By Bryan Jung
Software engineers face increasing prospects of being laid off as the tech industry begins downsizing due to economic uncertainties.
Tech work was once considered a safe bet regarding job security, with many people encouraged to “learn to code” over the past two decades.
Vox reported on April 21 that a trickle of layoffs in the tech industry last year is becoming a wave in 2023.
Tech companies saw rapid growth during the pandemic when people were stuck at home and their services were in demand.
Demand has fallen since then, and the economy has taken a beating. Recent bank failures have pushed lenders to encourage tech companies to make do with less.
The increasing use of AI bots may become a contributing factor in tech companies, as it allows coders to become more productive or by allowing them to be replaced due to lesser need for workers.
Software Engineers Hit
Software engineers are disproportionally facing the largest numbers of layoffs this year relative to other professions in the United States, according to data provided to Vox from Revelio Labs, a business data firm.
Revelio Labs data said that software engineers represented nearly 20 percent of job cuts this year, despite making up 14 percent of employees.
Revelio Labs released an earlier report in the fall of 2022 when major tech firms began the first round of layoffs.
Recruiters, HR specialists
Recruiters and HR specialists were overrepresented in these earlier layoffs, Reyhan Ayas, the senior economist who led the Revelio Labs study, told Business Insider.
“If we look at 2023 layoffs, it’s software engineers who have overtaken recruiters in layoffs,” Ayas said.
Revelio’s latest data said that nearly 5 percent of laid-off tech employees this year so far were still recruiters, the position with the most losses after software engineers.
The data firm also worked on a separate report with Business Insider’s Aki Ito last September, which found that recruiters were overrepresented in layoffs by nearly 8 percent compared to other positions.
Job cutbacks in the software engineer sector now outweigh other former positions by nearly 4 percent.

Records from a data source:
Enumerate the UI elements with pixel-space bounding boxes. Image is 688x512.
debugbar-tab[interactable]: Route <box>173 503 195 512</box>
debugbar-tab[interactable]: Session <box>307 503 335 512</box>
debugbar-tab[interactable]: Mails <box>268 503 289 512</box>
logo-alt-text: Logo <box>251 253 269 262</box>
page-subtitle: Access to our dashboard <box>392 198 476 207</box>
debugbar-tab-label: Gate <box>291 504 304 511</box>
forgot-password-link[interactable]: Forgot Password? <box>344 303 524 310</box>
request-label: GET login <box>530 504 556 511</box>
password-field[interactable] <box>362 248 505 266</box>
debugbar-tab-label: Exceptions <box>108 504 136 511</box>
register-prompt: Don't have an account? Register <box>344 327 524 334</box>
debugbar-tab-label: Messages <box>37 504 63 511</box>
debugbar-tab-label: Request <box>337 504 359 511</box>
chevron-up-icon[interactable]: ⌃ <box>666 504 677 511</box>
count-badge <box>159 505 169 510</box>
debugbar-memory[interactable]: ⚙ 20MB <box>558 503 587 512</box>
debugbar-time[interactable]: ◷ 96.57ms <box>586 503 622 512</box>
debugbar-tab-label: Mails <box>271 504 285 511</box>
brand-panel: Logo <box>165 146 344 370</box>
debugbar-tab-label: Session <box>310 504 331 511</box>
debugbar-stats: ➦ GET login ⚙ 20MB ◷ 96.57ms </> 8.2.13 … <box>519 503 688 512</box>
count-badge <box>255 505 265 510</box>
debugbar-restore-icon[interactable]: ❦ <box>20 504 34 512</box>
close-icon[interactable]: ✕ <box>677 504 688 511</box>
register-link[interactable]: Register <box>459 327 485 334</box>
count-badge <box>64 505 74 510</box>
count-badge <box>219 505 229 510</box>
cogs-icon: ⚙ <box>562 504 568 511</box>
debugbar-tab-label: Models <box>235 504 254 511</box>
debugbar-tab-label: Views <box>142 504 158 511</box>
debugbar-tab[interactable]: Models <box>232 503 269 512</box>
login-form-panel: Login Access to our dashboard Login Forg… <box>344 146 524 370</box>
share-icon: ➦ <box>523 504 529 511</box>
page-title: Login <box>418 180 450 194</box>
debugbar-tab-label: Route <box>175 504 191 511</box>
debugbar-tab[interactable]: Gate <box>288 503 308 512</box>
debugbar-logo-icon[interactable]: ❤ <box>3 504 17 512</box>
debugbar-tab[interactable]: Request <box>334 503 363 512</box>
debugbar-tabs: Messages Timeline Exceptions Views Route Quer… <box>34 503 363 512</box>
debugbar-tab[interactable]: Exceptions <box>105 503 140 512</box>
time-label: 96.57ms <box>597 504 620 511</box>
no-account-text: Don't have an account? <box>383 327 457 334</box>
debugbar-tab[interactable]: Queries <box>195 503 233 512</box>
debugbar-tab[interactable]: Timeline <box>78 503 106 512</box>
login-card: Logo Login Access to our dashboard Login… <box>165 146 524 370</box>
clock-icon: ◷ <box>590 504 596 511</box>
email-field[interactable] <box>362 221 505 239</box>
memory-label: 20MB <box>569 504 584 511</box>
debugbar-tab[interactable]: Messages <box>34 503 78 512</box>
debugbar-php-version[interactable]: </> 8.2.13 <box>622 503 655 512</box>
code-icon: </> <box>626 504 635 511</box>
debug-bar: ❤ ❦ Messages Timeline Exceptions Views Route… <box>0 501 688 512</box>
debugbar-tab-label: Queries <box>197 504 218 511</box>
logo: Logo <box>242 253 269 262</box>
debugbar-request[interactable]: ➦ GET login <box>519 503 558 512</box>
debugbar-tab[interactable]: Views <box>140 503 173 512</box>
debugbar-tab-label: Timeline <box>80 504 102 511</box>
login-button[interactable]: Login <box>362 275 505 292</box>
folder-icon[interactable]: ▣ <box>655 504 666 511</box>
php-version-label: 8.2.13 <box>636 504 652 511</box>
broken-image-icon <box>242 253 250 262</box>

(DIRECTIONS)
1) Retype part of the tech layoffs article, starting at the words "Revelio Labs data" and stopping after the words "after software engineers.".
2) Answer these questions from the tech layoffs article:
(a) Which business data firm provided the layoff data to Vox?
(b) What share of this year's job cuts did software engineers represent?
(c) Who led the Revelio Labs study?
3) Summarize the tech layoffs article in two sentences.
These records are separate material and unrelated to the text above them.

(REPLIES)
1)
Revelio Labs data said that software engineers represented nearly 20 percent of job cuts this year, despite making up 14 percent of employees.
Revelio Labs released an earlier report in the fall of 2022 when major tech firms began the first round of layoffs.
Recruiters, HR specialists
Recruiters and HR specialists were overrepresented in these earlier layoffs, Reyhan Ayas, the senior economist who led the Revelio Labs study, told Business Insider.
“If we look at 2023 layoffs, it’s software engineers who have overtaken recruiters in layoffs,” Ayas said.
Revelio’s latest data said that nearly 5 percent of laid-off tech employees this year so far were still recruiters, the position with the most losses after software engineers.

2)
(a) Revelio Labs
(b) Nearly 20 percent
(c) Reyhan Ayas, a senior economist

3) Tech layoffs that began as a trickle last year are becoming a wave in 2023 as demand that grew during the pandemic has fallen, the economy has struggled, and bank failures have pushed lenders to encourage tech companies to make do with less. Data from Revelio Labs shows that software engineers have overtaken recruiters as the most affected group, making up nearly 20 percent of this year's job cuts while representing 14 percent of employees.